Stored records:
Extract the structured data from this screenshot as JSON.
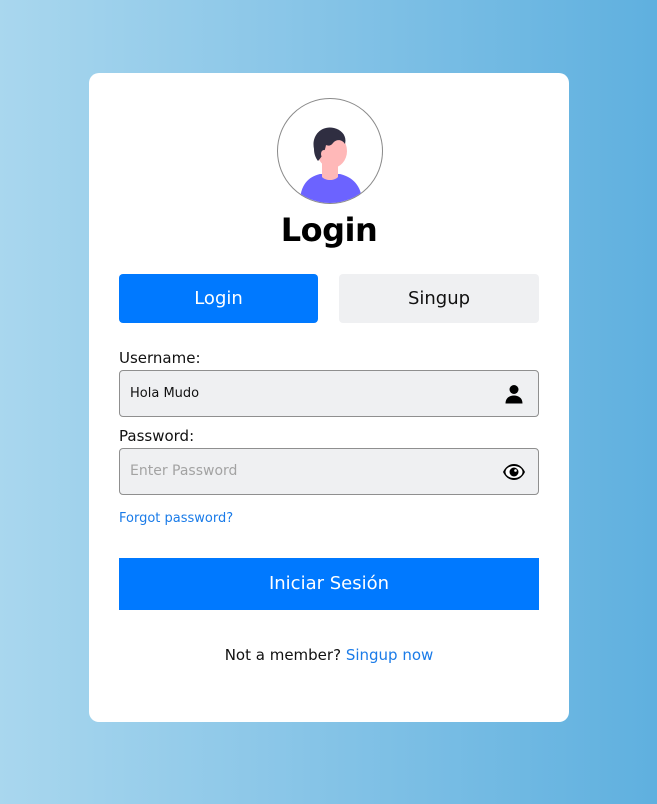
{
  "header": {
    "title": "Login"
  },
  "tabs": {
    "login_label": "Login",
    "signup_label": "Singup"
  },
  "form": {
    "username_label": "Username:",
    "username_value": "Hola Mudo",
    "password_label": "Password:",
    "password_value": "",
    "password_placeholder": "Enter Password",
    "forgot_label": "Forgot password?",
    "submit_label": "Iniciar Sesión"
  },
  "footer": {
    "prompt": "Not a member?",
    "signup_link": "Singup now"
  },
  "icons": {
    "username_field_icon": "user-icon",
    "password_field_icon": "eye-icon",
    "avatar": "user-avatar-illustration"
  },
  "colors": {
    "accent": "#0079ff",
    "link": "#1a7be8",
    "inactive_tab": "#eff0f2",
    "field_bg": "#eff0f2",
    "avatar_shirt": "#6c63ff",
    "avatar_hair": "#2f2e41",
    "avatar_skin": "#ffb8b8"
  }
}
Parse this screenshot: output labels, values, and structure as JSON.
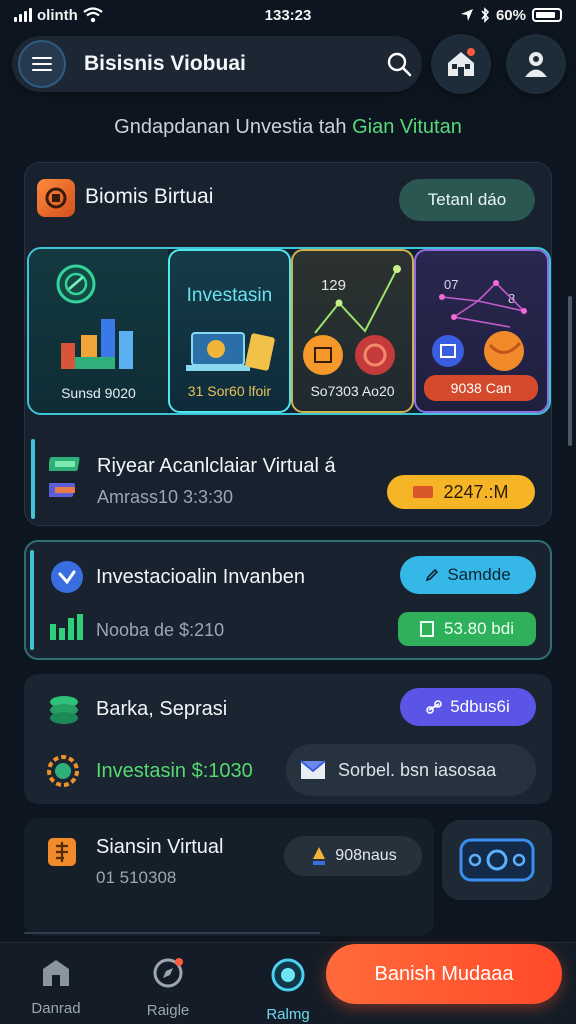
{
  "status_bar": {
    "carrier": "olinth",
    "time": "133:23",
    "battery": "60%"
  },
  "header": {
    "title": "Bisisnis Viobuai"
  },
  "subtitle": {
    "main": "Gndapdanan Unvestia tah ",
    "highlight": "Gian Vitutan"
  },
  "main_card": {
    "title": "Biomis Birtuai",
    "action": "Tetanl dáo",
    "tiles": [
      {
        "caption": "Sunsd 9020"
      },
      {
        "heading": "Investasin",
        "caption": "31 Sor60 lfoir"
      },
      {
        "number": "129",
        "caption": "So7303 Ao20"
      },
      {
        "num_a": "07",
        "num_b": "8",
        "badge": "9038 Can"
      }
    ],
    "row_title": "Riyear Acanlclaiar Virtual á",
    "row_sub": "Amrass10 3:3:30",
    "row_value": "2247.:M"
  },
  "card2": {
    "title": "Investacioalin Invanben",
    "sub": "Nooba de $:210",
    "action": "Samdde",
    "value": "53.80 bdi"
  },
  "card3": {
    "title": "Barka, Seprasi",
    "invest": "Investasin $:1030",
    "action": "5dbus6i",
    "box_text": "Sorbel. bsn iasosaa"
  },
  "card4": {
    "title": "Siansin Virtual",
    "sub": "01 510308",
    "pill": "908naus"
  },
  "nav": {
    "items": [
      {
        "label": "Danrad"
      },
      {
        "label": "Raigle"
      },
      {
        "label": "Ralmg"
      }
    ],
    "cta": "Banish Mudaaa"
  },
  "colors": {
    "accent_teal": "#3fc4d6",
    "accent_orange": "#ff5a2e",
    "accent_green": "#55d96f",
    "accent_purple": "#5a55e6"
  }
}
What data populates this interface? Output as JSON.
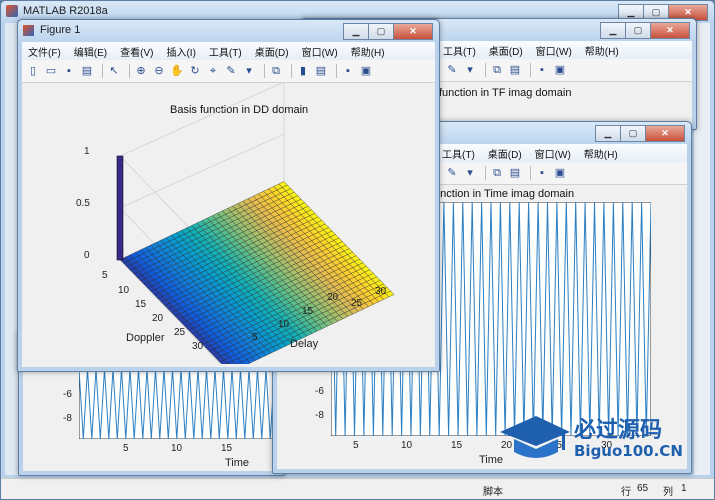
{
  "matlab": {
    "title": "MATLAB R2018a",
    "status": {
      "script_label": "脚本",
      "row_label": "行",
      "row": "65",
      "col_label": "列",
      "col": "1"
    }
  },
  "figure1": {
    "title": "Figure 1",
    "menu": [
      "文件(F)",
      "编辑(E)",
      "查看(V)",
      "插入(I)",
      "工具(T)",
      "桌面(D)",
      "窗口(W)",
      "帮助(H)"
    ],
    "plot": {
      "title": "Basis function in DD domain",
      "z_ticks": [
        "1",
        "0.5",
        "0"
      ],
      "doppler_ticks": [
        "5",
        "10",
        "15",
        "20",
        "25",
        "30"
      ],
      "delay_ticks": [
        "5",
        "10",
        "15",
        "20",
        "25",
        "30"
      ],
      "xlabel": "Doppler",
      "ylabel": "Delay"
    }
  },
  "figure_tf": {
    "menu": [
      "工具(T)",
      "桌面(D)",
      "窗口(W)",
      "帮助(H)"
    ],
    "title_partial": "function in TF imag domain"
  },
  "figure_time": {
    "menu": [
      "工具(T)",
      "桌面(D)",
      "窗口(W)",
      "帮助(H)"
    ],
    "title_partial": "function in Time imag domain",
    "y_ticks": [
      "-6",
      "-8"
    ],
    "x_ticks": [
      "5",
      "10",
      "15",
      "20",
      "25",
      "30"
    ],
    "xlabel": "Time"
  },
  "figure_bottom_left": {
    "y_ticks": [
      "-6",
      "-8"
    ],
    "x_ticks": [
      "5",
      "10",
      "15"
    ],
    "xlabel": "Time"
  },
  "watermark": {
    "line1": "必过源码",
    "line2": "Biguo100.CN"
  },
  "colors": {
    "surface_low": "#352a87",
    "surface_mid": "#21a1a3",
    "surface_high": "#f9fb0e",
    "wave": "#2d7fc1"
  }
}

Directive:
Show all lines in the entries above where the word "function" appears.

The response:
      "title": "Basis function in DD domain",
    "title_partial": "function in TF imag domain"
    "title_partial": "function in Time imag domain",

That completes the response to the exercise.